[GIVEN INSTRUCTION]
Give the number of lines that include the string "this", nothing more.

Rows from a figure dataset
================

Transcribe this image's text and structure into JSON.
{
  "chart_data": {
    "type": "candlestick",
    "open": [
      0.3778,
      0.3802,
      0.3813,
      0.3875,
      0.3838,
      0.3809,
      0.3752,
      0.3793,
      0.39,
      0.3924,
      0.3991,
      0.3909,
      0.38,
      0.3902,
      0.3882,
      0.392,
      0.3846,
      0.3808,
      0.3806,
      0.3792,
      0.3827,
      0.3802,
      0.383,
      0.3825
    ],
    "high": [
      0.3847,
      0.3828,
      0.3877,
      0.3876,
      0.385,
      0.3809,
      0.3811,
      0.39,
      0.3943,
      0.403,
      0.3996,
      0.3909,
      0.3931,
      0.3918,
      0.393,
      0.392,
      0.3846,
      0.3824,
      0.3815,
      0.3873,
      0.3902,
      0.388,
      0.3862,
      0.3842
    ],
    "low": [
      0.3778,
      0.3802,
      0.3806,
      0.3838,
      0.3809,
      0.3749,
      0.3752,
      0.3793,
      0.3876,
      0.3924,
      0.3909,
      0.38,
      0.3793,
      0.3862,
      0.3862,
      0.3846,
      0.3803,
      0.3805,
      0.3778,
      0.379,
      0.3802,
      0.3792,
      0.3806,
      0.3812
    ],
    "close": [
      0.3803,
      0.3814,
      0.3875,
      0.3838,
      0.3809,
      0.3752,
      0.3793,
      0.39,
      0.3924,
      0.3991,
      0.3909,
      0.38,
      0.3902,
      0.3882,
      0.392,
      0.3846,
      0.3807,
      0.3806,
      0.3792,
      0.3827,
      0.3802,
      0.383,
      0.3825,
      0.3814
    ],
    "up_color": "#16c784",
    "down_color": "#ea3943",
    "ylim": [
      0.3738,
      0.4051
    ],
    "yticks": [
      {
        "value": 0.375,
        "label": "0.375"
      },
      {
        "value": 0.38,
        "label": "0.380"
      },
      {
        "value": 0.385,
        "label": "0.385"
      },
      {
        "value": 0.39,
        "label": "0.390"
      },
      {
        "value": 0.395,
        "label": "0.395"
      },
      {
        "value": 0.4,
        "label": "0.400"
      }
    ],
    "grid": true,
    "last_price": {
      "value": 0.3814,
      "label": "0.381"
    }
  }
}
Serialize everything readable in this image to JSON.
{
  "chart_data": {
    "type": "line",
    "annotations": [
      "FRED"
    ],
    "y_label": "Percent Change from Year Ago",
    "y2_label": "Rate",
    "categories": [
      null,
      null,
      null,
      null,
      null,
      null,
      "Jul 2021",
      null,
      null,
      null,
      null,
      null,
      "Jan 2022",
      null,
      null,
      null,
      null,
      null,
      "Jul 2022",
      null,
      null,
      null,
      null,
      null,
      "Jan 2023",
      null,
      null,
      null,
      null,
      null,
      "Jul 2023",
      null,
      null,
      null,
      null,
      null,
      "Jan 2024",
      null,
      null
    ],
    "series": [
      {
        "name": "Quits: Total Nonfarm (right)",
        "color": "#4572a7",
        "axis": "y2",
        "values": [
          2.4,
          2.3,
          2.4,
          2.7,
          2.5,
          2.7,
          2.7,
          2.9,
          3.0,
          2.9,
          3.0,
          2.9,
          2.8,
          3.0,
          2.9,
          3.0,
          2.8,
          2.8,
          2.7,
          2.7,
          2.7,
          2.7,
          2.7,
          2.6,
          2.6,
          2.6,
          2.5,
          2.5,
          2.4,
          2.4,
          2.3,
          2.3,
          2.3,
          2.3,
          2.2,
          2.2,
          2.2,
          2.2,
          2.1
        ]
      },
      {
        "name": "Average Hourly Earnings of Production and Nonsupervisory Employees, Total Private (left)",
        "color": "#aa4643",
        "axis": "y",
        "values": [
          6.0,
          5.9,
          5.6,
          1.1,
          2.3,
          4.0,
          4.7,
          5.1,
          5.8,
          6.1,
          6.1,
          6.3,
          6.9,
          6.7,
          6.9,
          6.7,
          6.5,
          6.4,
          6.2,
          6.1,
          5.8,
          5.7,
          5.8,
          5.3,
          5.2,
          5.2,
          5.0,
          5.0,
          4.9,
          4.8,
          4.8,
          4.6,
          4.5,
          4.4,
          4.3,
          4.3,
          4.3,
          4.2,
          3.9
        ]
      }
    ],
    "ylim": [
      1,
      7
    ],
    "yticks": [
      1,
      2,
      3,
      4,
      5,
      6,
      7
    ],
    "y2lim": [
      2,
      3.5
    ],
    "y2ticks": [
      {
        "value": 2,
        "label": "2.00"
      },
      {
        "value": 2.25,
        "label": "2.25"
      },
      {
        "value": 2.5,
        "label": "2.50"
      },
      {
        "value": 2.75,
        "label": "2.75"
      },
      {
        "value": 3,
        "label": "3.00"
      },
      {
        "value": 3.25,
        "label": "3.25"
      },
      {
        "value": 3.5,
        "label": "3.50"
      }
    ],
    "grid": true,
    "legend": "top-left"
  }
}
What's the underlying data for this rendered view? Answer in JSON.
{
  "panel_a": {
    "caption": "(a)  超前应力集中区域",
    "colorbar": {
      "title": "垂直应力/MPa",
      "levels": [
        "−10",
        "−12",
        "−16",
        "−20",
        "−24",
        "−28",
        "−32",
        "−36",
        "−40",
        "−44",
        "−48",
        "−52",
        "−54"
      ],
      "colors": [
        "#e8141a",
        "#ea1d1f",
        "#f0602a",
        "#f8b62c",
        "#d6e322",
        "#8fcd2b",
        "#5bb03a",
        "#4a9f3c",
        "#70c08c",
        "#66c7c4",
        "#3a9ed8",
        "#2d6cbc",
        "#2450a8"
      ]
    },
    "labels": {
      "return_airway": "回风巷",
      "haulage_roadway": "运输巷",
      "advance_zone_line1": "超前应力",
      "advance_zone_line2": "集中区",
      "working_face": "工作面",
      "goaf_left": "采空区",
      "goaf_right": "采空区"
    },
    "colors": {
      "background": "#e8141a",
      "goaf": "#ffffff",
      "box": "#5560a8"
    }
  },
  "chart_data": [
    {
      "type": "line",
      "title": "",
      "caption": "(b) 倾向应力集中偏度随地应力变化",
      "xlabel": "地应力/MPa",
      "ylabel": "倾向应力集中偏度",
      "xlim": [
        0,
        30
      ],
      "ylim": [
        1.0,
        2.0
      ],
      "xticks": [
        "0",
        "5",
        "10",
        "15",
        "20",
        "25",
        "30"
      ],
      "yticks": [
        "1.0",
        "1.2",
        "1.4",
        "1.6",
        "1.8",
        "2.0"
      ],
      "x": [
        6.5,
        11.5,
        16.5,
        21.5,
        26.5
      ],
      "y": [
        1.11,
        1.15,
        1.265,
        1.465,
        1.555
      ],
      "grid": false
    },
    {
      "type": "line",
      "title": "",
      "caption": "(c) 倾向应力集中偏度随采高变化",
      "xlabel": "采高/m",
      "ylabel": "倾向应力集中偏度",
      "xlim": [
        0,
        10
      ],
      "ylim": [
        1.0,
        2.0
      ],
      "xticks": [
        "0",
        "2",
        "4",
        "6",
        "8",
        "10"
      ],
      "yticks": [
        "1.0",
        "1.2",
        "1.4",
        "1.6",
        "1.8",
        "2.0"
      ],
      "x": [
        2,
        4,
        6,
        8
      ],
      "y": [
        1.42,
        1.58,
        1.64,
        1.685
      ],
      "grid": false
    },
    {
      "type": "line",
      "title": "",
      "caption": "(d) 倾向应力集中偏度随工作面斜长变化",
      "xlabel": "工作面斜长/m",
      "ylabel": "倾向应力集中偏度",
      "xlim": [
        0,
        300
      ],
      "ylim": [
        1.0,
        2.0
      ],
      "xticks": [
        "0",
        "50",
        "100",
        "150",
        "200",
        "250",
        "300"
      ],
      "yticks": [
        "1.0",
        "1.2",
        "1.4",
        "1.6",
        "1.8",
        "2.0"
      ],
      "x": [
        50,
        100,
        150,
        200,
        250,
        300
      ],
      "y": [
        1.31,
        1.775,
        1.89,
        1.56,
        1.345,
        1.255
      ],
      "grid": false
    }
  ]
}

================

[ANSWER TO THE EXERCISE]
3